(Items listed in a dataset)
-*-*-

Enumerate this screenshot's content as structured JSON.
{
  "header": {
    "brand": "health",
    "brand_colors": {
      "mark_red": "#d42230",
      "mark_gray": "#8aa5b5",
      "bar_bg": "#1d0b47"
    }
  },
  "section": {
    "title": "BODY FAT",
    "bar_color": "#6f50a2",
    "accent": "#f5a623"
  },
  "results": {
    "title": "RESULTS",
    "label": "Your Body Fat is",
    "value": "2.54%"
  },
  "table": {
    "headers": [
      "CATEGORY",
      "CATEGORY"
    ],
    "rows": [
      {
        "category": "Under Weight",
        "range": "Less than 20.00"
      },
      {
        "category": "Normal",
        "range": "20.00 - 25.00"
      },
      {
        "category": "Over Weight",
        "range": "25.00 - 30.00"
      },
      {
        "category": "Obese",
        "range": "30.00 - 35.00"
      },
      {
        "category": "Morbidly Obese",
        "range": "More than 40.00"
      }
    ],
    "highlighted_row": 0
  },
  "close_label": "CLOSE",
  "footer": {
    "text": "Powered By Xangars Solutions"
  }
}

-*-*-

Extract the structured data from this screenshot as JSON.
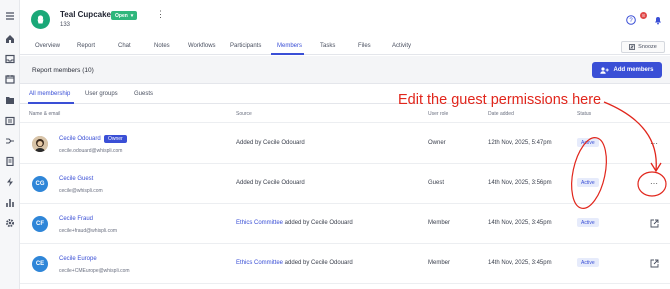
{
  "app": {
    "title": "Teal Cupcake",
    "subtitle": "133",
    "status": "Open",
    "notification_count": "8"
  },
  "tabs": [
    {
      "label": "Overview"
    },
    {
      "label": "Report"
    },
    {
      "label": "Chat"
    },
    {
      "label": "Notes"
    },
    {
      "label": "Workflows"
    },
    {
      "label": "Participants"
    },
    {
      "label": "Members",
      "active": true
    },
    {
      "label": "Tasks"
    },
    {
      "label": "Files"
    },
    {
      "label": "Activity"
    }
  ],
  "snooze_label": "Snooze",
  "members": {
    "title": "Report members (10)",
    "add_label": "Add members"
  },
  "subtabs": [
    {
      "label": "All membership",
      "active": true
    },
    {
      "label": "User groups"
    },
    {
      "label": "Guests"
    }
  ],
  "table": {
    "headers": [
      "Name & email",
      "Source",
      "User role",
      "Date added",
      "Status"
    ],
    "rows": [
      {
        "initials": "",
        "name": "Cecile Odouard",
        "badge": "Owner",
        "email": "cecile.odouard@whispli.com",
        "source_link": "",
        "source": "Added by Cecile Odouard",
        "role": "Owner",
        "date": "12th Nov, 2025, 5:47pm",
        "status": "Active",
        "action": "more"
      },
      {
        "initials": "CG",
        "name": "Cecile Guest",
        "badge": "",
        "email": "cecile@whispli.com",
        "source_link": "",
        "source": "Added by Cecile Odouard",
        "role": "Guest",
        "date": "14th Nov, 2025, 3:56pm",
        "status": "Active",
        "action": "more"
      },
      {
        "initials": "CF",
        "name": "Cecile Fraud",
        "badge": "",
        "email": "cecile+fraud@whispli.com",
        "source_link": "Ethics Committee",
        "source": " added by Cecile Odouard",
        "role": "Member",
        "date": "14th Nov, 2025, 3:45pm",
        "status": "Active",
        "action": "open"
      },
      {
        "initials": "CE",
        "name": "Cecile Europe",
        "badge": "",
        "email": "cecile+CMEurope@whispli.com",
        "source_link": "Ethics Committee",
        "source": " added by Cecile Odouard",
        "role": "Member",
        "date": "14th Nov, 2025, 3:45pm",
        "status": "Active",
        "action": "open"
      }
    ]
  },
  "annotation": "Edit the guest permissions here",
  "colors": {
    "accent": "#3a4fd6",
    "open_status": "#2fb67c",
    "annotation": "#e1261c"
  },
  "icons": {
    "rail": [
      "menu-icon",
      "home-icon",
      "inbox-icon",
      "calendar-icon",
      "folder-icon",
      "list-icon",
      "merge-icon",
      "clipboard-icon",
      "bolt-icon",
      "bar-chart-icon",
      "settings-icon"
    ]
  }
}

-*-*-

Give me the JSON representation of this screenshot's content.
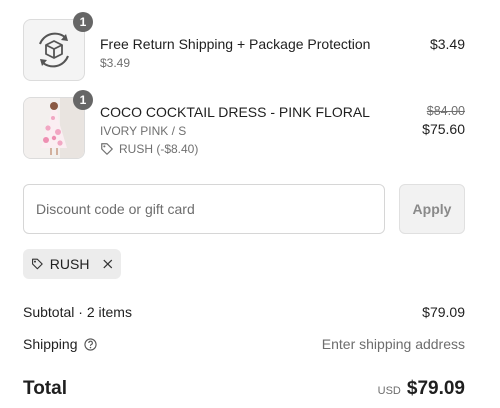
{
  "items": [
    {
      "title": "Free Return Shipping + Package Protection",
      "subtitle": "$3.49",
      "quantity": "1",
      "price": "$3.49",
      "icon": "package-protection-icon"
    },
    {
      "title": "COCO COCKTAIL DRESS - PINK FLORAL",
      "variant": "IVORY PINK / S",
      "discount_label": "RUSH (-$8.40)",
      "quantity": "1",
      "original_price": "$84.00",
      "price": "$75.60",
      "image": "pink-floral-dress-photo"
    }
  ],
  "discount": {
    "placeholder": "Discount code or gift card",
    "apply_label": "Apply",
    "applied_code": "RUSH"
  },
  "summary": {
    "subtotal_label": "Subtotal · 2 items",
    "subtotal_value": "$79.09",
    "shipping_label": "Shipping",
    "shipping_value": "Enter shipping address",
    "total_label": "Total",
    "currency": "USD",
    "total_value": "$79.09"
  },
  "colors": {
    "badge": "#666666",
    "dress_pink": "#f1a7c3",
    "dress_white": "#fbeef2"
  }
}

-*-*-

Search the entries for the string "whispli" and collect each line that has it.

        "email": "cecile.odouard@whispli.com",
        "email": "cecile@whispli.com",
        "email": "cecile+fraud@whispli.com",
        "email": "cecile+CMEurope@whispli.com",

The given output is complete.